◆ Exercise description
Copy every line of the data in which the word "horizontal" occurs.

◆ Excerpts from a figure dataset
════════════════════

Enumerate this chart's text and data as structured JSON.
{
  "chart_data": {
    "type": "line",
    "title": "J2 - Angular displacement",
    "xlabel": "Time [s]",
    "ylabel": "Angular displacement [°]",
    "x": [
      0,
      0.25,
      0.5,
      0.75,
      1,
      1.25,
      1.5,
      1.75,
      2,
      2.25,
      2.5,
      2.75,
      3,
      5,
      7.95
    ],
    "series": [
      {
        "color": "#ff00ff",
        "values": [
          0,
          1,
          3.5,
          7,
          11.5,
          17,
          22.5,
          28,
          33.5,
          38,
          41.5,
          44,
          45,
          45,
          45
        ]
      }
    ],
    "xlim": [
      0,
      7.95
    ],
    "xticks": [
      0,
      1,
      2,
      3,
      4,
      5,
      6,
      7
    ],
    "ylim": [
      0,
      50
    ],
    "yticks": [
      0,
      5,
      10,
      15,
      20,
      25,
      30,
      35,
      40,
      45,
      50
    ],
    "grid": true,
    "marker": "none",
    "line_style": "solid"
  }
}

════════════════════

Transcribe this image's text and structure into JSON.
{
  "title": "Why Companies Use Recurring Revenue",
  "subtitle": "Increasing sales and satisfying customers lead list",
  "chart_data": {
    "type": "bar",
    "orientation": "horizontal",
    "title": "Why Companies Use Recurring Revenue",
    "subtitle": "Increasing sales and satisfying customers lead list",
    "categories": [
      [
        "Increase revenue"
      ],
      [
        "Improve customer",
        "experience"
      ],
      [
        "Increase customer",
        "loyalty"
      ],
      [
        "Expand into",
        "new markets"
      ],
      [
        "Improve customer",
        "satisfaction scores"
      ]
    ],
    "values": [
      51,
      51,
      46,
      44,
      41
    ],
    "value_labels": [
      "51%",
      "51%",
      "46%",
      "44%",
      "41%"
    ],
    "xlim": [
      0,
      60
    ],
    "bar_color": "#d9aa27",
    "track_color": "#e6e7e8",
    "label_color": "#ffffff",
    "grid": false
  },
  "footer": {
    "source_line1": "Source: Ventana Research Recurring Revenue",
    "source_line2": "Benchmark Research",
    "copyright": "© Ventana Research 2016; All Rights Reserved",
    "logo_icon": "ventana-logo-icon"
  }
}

════════════════════

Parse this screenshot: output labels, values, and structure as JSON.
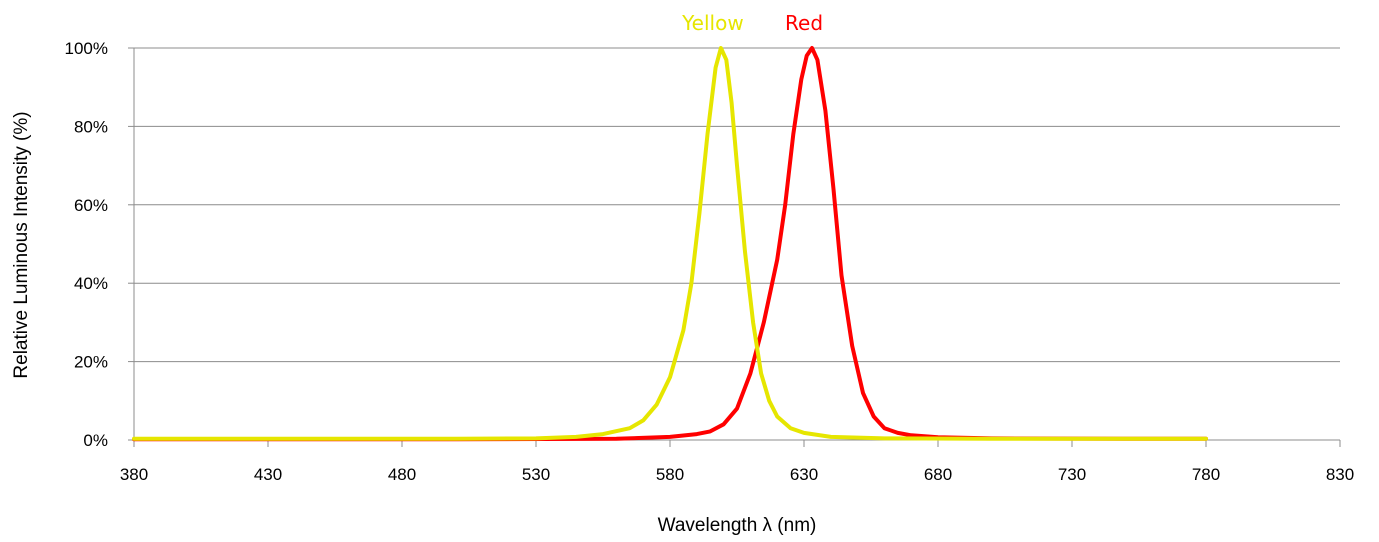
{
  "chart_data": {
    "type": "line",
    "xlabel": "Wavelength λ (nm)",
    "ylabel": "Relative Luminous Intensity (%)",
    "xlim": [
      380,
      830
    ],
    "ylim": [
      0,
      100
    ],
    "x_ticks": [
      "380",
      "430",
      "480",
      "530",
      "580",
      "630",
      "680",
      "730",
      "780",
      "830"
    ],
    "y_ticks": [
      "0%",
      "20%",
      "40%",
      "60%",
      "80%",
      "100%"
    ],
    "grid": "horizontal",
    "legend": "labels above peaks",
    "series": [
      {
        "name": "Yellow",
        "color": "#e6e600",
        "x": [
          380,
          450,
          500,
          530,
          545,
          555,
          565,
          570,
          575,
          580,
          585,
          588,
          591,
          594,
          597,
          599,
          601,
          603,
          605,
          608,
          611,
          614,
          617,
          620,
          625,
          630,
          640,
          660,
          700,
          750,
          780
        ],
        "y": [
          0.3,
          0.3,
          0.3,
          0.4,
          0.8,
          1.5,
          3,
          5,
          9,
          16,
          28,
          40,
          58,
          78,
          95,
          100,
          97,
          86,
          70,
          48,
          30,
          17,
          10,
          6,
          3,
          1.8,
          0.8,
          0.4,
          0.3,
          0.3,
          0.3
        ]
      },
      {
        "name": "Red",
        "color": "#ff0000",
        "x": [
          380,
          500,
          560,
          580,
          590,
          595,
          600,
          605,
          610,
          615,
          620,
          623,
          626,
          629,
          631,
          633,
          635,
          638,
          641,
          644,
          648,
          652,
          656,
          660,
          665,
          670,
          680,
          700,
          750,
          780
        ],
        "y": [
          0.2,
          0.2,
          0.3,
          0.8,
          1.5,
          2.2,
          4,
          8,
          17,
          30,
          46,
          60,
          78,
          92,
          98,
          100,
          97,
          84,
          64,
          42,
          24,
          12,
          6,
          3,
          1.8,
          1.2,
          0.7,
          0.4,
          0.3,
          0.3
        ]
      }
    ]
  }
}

════════════════════

◆ Result for this task
    "orientation": "horizontal",
    "grid": "horizontal",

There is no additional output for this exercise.